[Short exercise] Tally the lines that include "маркетинг". Output the number only.

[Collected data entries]
>> start

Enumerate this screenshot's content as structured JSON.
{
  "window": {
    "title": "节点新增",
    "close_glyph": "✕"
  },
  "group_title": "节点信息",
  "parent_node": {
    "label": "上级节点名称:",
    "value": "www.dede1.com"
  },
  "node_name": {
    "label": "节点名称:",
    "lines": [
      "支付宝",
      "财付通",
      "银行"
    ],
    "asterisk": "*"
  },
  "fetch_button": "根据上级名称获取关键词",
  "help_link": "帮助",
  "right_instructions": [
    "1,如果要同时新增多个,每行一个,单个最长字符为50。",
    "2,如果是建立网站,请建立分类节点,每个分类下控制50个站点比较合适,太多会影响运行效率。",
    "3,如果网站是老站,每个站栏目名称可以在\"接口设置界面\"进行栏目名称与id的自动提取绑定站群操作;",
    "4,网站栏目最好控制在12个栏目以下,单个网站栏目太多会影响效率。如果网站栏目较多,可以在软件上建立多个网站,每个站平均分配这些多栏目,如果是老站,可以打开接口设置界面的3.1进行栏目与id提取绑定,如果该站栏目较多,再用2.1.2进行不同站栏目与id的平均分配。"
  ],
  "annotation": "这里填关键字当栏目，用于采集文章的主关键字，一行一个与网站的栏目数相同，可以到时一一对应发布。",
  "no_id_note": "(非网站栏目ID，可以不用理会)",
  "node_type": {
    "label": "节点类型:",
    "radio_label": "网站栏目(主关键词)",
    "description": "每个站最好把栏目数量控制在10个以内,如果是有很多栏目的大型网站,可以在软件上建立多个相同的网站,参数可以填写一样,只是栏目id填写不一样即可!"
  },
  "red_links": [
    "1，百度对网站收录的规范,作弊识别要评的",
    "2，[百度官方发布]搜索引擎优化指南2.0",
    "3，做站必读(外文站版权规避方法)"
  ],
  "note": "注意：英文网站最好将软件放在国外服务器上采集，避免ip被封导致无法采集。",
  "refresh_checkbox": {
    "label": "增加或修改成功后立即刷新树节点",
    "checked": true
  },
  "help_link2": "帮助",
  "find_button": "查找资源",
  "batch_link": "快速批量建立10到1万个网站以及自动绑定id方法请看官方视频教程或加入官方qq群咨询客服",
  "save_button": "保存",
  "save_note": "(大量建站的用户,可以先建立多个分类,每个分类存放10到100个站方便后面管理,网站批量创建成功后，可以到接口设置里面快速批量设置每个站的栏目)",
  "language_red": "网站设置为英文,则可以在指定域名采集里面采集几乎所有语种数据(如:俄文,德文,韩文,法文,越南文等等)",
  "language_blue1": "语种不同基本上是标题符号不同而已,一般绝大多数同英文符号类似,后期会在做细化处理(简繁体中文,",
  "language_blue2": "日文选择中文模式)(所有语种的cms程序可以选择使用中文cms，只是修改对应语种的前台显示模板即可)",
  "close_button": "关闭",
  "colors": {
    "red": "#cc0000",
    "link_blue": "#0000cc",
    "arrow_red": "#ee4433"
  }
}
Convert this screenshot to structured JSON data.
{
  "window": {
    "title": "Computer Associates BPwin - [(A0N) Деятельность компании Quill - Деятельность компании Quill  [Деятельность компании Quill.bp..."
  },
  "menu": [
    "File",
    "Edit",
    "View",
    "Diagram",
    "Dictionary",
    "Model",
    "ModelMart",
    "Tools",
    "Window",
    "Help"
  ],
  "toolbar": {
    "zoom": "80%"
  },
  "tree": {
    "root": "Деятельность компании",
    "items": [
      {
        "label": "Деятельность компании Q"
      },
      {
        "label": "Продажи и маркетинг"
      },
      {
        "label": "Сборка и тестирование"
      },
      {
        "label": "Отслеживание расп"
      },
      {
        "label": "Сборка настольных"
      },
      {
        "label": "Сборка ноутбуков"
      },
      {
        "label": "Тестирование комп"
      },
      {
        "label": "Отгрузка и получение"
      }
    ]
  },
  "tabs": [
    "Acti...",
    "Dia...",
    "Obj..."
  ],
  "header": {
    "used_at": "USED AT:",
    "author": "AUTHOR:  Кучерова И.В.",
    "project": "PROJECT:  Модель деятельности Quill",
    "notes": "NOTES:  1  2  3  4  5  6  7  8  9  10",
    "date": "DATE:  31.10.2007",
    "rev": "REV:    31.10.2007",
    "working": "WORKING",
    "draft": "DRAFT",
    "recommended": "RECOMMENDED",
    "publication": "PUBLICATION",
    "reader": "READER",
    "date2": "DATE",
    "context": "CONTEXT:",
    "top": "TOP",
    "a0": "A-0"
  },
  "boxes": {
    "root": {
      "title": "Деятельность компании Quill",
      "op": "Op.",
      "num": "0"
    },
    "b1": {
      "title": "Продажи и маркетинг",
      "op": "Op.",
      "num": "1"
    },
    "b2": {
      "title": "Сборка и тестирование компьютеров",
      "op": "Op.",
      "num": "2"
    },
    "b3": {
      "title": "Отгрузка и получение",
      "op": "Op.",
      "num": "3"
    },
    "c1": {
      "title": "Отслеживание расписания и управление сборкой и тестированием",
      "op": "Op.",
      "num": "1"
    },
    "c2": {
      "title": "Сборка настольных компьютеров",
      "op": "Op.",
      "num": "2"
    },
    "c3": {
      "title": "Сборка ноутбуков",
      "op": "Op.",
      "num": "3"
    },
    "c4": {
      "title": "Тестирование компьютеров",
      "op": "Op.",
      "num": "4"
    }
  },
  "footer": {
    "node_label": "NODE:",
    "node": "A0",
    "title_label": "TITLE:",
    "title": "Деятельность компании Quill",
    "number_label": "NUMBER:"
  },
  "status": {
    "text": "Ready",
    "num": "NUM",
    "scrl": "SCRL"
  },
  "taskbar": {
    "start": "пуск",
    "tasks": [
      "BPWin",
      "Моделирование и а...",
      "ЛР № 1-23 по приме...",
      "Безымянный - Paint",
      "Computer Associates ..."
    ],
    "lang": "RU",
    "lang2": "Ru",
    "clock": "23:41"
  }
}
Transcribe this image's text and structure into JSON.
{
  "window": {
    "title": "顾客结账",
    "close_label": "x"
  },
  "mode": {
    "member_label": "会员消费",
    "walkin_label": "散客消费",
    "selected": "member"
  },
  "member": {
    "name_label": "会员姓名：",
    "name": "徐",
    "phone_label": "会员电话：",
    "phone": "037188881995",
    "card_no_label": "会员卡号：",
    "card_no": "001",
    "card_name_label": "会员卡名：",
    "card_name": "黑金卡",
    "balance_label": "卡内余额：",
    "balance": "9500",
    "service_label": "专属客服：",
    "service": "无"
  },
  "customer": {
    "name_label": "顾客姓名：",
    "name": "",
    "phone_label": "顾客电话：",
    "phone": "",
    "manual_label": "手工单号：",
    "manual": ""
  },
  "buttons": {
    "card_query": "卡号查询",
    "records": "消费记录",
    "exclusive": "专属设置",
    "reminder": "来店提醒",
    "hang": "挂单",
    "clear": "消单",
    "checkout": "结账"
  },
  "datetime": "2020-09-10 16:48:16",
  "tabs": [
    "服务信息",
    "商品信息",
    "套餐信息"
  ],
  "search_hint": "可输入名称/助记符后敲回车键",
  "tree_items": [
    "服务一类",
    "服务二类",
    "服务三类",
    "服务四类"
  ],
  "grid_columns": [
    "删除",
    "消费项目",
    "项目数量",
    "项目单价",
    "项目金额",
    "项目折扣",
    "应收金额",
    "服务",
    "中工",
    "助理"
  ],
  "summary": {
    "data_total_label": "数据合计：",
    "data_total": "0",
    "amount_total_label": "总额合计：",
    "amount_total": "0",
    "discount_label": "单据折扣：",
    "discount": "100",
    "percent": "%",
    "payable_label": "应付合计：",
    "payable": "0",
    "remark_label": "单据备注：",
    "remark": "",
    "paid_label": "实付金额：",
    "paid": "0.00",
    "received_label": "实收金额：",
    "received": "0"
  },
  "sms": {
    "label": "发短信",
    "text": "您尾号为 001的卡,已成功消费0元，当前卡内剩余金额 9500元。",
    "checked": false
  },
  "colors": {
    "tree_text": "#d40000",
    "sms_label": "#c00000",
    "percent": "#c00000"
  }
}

>> end

[Answer to this task] 2